▶ Extrait à lire
Cour d’appel de Lyon, le 17 octobre 2011, n°10/07617

Un couple non marié a eu deux enfants. Le juge aux affaires familiales avait fixé leur résidence chez la mère. Une ordonnance ultérieure a transféré cette résidence chez le père. La mère a formé un appel contre cette décision. Le père a également déposé des conclusions en appel, sollicitant un nouveau transfert au domicile maternel. La Cour d’appel de Lyon, dans un arrêt du 17 octobre 2011, devait statuer sur ces demandes contradictoires.

La procédure révèle une évolution des positions. En première instance, le juge avait modifié la résidence habituelle des enfants au profit du père. En appel, les deux parents ont finalement convenu d’un retour chez la mère. Le père demandait également la fixation d’un droit de visite, la décharge de son obligation alimentaire et un élargissement de son droit de visite sur un enfant né d’une précédente union de la mère. La question principale était de savoir comment la cour apprécierait cet accord et statuerait sur les demandes accessoires.

▶ Matériel source

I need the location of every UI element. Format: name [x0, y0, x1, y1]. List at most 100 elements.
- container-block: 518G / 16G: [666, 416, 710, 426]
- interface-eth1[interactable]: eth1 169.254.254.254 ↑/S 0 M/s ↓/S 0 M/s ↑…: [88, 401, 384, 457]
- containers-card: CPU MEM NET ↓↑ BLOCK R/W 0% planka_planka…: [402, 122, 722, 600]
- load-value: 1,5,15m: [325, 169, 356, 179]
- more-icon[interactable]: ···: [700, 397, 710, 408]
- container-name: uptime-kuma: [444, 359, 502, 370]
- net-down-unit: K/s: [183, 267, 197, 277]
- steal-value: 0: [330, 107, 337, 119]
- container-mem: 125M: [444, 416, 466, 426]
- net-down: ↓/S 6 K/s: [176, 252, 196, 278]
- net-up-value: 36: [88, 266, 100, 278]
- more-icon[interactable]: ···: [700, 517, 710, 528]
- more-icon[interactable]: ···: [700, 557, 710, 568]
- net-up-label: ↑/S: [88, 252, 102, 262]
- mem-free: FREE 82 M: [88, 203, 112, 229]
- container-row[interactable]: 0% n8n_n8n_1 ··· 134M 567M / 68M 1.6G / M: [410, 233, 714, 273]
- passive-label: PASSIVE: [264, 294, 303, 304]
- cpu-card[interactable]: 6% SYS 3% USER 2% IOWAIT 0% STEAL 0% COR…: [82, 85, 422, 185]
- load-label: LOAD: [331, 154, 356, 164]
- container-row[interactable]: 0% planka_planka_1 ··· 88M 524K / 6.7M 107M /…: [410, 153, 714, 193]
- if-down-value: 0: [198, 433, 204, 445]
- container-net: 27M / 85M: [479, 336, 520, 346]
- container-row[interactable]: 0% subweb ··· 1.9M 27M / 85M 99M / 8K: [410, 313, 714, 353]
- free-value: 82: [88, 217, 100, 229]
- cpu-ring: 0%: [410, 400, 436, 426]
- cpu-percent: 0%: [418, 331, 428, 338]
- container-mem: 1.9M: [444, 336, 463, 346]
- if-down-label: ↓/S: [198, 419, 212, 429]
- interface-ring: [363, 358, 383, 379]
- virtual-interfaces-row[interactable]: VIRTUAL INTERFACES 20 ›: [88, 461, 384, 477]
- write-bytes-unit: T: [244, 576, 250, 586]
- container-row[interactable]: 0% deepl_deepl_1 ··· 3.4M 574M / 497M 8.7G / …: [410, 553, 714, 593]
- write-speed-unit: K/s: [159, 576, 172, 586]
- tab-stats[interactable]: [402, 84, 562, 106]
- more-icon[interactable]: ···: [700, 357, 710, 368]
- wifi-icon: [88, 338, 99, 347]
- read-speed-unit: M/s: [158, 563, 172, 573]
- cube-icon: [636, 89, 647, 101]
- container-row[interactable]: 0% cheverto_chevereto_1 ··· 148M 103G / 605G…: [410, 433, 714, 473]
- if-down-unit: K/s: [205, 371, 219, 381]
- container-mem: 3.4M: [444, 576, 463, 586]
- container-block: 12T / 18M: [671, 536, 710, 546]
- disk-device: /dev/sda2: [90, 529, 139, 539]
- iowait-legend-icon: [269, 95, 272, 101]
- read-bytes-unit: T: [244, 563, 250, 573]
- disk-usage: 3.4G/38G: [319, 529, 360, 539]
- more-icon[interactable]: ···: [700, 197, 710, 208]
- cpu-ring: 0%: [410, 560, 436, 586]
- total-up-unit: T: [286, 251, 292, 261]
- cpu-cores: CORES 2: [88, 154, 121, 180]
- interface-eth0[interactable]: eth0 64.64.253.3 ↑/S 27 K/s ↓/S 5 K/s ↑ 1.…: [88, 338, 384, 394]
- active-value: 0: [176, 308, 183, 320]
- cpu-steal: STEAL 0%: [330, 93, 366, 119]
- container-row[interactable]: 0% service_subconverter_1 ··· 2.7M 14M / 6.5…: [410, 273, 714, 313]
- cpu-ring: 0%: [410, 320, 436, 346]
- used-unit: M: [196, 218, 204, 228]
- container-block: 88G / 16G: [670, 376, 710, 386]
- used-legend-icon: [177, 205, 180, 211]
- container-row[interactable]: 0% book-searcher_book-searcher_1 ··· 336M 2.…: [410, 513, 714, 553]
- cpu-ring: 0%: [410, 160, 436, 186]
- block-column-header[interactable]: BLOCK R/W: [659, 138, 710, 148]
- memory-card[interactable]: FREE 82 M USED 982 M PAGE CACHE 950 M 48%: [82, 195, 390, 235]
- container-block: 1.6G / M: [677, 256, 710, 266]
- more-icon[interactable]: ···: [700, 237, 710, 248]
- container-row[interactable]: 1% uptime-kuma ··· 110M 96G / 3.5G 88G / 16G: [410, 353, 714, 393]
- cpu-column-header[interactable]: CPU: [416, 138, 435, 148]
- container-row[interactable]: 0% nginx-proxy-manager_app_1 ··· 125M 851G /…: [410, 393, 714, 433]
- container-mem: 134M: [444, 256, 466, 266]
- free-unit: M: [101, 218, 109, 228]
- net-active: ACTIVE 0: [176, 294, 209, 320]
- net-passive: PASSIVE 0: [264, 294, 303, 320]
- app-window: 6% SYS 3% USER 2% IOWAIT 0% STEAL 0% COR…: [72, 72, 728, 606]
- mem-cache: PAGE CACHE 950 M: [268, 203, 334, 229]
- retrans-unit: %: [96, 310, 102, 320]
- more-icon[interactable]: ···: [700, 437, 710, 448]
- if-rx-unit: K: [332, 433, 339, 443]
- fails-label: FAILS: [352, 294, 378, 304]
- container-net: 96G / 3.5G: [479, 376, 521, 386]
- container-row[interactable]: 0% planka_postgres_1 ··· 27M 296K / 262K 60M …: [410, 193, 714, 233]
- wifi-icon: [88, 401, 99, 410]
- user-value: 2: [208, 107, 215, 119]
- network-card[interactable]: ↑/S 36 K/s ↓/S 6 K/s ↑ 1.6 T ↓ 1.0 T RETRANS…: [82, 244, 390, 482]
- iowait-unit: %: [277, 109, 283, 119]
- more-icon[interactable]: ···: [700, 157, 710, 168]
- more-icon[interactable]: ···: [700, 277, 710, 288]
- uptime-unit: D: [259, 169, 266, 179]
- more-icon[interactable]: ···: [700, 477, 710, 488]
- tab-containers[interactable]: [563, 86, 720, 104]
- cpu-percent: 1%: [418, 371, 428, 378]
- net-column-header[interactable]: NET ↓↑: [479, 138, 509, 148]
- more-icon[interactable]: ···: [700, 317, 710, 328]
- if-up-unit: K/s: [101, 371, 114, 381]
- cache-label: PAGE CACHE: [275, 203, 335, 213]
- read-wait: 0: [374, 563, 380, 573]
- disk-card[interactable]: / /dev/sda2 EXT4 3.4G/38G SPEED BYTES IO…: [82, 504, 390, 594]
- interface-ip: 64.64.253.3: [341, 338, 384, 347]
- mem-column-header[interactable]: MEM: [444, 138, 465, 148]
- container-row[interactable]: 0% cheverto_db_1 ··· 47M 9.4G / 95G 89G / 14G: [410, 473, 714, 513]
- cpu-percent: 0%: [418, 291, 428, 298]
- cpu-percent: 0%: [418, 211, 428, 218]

▶ Exploration du matériel
**1)** D'après l'extrait sur l'arrêt de la Cour d'appel de Lyon, chez quel parent une ordonnance ultérieure a-t-elle transféré la résidence des enfants ?
**2)** Indiquez si chacune des affirmations suivantes concorde avec l'extrait sur l'arrêt de la Cour d'appel de Lyon, en citant les mots décisifs du texte. (a) Les parents des deux enfants étaient mariés. (b) En appel, les deux parents se sont accordés sur un retour des enfants chez la mère. (c) Le père demandait à être déchargé de son obligation alimentaire.
**3)** Poursuivez la rédaction de l'extrait sur l'arrêt de la Cour d'appel de Lyon à partir de sa dernière phrase.

▶ Réponses
**1)** Chez le père.

**2)**
(a) Non : « Un couple non marié a eu deux enfants. »
(b) Oui : « En appel, les deux parents ont finalement convenu d’un retour chez la mère. »
(c) Oui : « la décharge de son obligation alimentaire »

**3)**
La Cour d’appel de Lyon a entériné l’accord des parties sur la résidence. Elle a fixé celle-ci au domicile de la mère à compter du 20 avril 2011. Elle a organisé le droit de visite du père selon ses demandes. Elle a confirmé le rejet de l’élargissement du droit de visite sur l’enfant tiers. Elle a déchargé le père du paiement de la pension alimentaire. La cour a refusé de statuer sur l’impécuniosité alléguée du père, estimant que cette question n’était pas pertinente en l’absence de demande de pension. L’arrêt illustre la primauté de l’accord parental et le pragmatisme du contrôle judiciaire.

**L’accord des parties, principe directeur de la fixation de la résidence**

La cour fait prévaloir la volonté commune des parents. Elle constate que « les parties s’accordent pour fixer la résidence habituelle de leurs deux enfants mineurs […] au domicile de la mère ». Cet accord emporte la décision. Le juge se borne à l’entériner par « réformation du jugement déféré ». La solution consacre l’autonomie de la volonté des parents dans l’intérêt de l’enfant. Elle évite un examen conflictuel des capacités éducatives respectives. Cette approche est conforme à l’esprit du droit de la famille moderne. Elle favorise la recherche de solutions consensuelles.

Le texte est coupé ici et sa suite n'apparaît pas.